What you need to do: Write out every record in full, exactly as written, please.
-- BEGIN --
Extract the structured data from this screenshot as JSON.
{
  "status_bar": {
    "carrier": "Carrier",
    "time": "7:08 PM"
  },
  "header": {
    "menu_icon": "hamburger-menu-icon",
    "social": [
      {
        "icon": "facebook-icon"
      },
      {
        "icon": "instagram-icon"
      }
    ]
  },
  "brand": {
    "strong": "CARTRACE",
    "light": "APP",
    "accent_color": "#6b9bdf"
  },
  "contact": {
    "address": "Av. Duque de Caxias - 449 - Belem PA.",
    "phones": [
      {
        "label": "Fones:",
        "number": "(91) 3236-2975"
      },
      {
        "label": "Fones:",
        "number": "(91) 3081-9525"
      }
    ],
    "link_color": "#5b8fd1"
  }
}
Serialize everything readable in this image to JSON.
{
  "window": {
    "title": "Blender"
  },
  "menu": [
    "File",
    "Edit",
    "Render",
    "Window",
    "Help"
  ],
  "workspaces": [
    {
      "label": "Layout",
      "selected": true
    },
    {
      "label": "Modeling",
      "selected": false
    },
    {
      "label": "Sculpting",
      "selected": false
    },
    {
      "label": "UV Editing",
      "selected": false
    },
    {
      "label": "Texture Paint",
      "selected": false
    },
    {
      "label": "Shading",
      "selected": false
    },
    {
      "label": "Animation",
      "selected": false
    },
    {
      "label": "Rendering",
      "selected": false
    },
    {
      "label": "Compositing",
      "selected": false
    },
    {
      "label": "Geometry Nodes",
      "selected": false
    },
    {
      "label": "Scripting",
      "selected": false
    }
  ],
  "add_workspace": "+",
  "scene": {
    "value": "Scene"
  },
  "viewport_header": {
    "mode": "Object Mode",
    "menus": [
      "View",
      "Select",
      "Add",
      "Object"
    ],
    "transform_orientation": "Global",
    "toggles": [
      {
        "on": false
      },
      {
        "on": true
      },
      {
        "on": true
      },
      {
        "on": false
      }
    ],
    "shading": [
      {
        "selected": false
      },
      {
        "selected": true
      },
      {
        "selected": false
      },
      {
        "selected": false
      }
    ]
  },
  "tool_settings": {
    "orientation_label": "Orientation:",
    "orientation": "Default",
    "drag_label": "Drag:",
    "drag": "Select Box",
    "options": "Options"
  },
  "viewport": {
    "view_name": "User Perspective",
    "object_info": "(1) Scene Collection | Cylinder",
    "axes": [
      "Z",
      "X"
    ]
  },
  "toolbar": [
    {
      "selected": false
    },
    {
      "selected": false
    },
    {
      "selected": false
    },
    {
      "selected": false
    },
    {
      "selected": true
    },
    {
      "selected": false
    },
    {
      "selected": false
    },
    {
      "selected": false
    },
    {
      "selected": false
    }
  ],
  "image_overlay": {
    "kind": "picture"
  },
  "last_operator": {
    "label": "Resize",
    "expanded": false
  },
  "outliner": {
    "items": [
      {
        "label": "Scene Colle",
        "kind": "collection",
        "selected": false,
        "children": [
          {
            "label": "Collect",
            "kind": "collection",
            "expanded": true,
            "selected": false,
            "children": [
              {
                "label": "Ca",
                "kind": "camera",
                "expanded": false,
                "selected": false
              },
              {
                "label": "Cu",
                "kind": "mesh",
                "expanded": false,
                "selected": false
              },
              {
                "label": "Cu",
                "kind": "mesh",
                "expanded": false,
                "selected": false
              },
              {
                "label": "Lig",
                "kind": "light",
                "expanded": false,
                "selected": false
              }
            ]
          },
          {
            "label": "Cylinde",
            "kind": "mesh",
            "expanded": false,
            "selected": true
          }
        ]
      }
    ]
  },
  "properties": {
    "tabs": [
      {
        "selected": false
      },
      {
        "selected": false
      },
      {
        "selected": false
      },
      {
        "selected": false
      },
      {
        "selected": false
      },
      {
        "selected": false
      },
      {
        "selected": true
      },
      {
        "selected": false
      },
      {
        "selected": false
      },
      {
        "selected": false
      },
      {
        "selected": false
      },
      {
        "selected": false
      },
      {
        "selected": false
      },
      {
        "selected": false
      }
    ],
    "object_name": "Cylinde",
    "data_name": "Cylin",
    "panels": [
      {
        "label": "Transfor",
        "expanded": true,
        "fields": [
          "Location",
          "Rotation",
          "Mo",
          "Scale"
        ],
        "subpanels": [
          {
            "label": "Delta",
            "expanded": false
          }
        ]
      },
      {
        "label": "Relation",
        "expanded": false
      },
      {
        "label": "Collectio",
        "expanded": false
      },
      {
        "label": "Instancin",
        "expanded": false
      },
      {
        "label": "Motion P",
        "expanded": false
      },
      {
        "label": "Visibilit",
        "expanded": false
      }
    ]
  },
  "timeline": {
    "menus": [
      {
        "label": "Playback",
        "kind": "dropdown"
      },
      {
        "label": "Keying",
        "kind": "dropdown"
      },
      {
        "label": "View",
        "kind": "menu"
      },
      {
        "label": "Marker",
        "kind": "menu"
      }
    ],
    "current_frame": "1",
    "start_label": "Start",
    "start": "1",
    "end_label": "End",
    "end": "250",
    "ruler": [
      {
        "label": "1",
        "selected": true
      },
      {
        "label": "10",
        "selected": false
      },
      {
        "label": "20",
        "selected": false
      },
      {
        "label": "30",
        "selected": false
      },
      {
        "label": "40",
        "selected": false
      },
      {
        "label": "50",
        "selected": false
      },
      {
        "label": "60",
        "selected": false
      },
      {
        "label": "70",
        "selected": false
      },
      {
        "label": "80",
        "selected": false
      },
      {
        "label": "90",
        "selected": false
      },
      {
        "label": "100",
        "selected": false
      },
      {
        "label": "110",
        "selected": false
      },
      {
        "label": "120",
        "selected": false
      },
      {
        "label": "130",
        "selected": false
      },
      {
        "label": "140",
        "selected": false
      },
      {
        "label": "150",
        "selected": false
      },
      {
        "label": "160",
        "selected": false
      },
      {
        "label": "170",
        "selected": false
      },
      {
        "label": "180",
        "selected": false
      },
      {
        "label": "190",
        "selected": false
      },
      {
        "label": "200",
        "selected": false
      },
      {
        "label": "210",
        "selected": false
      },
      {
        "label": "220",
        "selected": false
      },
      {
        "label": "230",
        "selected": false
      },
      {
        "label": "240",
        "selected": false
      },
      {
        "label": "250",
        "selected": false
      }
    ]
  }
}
-- END --
Result of the task:
Extract the structured data from this screenshot as JSON.
{
  "status_bar": {
    "carrier": "Carrier",
    "time": "7:08 PM"
  },
  "header": {
    "menu_icon": "hamburger-menu-icon",
    "social": [
      {
        "icon": "facebook-icon"
      },
      {
        "icon": "instagram-icon"
      }
    ]
  },
  "brand": {
    "strong": "CARTRACE",
    "light": "APP",
    "accent_color": "#6b9bdf"
  },
  "contact": {
    "address": "Av. Duque de Caxias - 449 - Belem PA.",
    "phones": [
      {
        "label": "Fones:",
        "number": "(91) 3236-2975"
      },
      {
        "label": "Fones:",
        "number": "(91) 3081-9525"
      }
    ],
    "link_color": "#5b8fd1"
  }
}
Serialize everything readable in this image to JSON.
{
  "window": {
    "title": "Blender"
  },
  "menu": [
    "File",
    "Edit",
    "Render",
    "Window",
    "Help"
  ],
  "workspaces": [
    {
      "label": "Layout",
      "selected": true
    },
    {
      "label": "Modeling",
      "selected": false
    },
    {
      "label": "Sculpting",
      "selected": false
    },
    {
      "label": "UV Editing",
      "selected": false
    },
    {
      "label": "Texture Paint",
      "selected": false
    },
    {
      "label": "Shading",
      "selected": false
    },
    {
      "label": "Animation",
      "selected": false
    },
    {
      "label": "Rendering",
      "selected": false
    },
    {
      "label": "Compositing",
      "selected": false
    },
    {
      "label": "Geometry Nodes",
      "selected": false
    },
    {
      "label": "Scripting",
      "selected": false
    }
  ],
  "add_workspace": "+",
  "scene": {
    "value": "Scene"
  },
  "viewport_header": {
    "mode": "Object Mode",
    "menus": [
      "View",
      "Select",
      "Add",
      "Object"
    ],
    "transform_orientation": "Global",
    "toggles": [
      {
        "on": false
      },
      {
        "on": true
      },
      {
        "on": true
      },
      {
        "on": false
      }
    ],
    "shading": [
      {
        "selected": false
      },
      {
        "selected": true
      },
      {
        "selected": false
      },
      {
        "selected": false
      }
    ]
  },
  "tool_settings": {
    "orientation_label": "Orientation:",
    "orientation": "Default",
    "drag_label": "Drag:",
    "drag": "Select Box",
    "options": "Options"
  },
  "viewport": {
    "view_name": "User Perspective",
    "object_info": "(1) Scene Collection | Cylinder",
    "axes": [
      "Z",
      "X"
    ]
  },
  "toolbar": [
    {
      "selected": false
    },
    {
      "selected": false
    },
    {
      "selected": false
    },
    {
      "selected": false
    },
    {
      "selected": true
    },
    {
      "selected": false
    },
    {
      "selected": false
    },
    {
      "selected": false
    },
    {
      "selected": false
    }
  ],
  "image_overlay": {
    "kind": "picture"
  },
  "last_operator": {
    "label": "Resize",
    "expanded": false
  },
  "outliner": {
    "items": [
      {
        "label": "Scene Colle",
        "kind": "collection",
        "selected": false,
        "children": [
          {
            "label": "Collect",
            "kind": "collection",
            "expanded": true,
            "selected": false,
            "children": [
              {
                "label": "Ca",
                "kind": "camera",
                "expanded": false,
                "selected": false
              },
              {
                "label": "Cu",
                "kind": "mesh",
                "expanded": false,
                "selected": false
              },
              {
                "label": "Cu",
                "kind": "mesh",
                "expanded": false,
                "selected": false
              },
              {
                "label": "Lig",
                "kind": "light",
                "expanded": false,
                "selected": false
              }
            ]
          },
          {
            "label": "Cylinde",
            "kind": "mesh",
            "expanded": false,
            "selected": true
          }
        ]
      }
    ]
  },
  "properties": {
    "tabs": [
      {
        "selected": false
      },
      {
        "selected": false
      },
      {
        "selected": false
      },
      {
        "selected": false
      },
      {
        "selected": false
      },
      {
        "selected": false
      },
      {
        "selected": true
      },
      {
        "selected": false
      },
      {
        "selected": false
      },
      {
        "selected": false
      },
      {
        "selected": false
      },
      {
        "selected": false
      },
      {
        "selected": false
      },
      {
        "selected": false
      }
    ],
    "object_name": "Cylinde",
    "data_name": "Cylin",
    "panels": [
      {
        "label": "Transfor",
        "expanded": true,
        "fields": [
          "Location",
          "Rotation",
          "Mo",
          "Scale"
        ],
        "subpanels": [
          {
            "label": "Delta",
            "expanded": false
          }
        ]
      },
      {
        "label": "Relation",
        "expanded": false
      },
      {
        "label": "Collectio",
        "expanded": false
      },
      {
        "label": "Instancin",
        "expanded": false
      },
      {
        "label": "Motion P",
        "expanded": false
      },
      {
        "label": "Visibilit",
        "expanded": false
      }
    ]
  },
  "timeline": {
    "menus": [
      {
        "label": "Playback",
        "kind": "dropdown"
      },
      {
        "label": "Keying",
        "kind": "dropdown"
      },
      {
        "label": "View",
        "kind": "menu"
      },
      {
        "label": "Marker",
        "kind": "menu"
      }
    ],
    "current_frame": "1",
    "start_label": "Start",
    "start": "1",
    "end_label": "End",
    "end": "250",
    "ruler": [
      {
        "label": "1",
        "selected": true
      },
      {
        "label": "10",
        "selected": false
      },
      {
        "label": "20",
        "selected": false
      },
      {
        "label": "30",
        "selected": false
      },
      {
        "label": "40",
        "selected": false
      },
      {
        "label": "50",
        "selected": false
      },
      {
        "label": "60",
        "selected": false
      },
      {
        "label": "70",
        "selected": false
      },
      {
        "label": "80",
        "selected": false
      },
      {
        "label": "90",
        "selected": false
      },
      {
        "label": "100",
        "selected": false
      },
      {
        "label": "110",
        "selected": false
      },
      {
        "label": "120",
        "selected": false
      },
      {
        "label": "130",
        "selected": false
      },
      {
        "label": "140",
        "selected": false
      },
      {
        "label": "150",
        "selected": false
      },
      {
        "label": "160",
        "selected": false
      },
      {
        "label": "170",
        "selected": false
      },
      {
        "label": "180",
        "selected": false
      },
      {
        "label": "190",
        "selected": false
      },
      {
        "label": "200",
        "selected": false
      },
      {
        "label": "210",
        "selected": false
      },
      {
        "label": "220",
        "selected": false
      },
      {
        "label": "230",
        "selected": false
      },
      {
        "label": "240",
        "selected": false
      },
      {
        "label": "250",
        "selected": false
      }
    ]
  }
}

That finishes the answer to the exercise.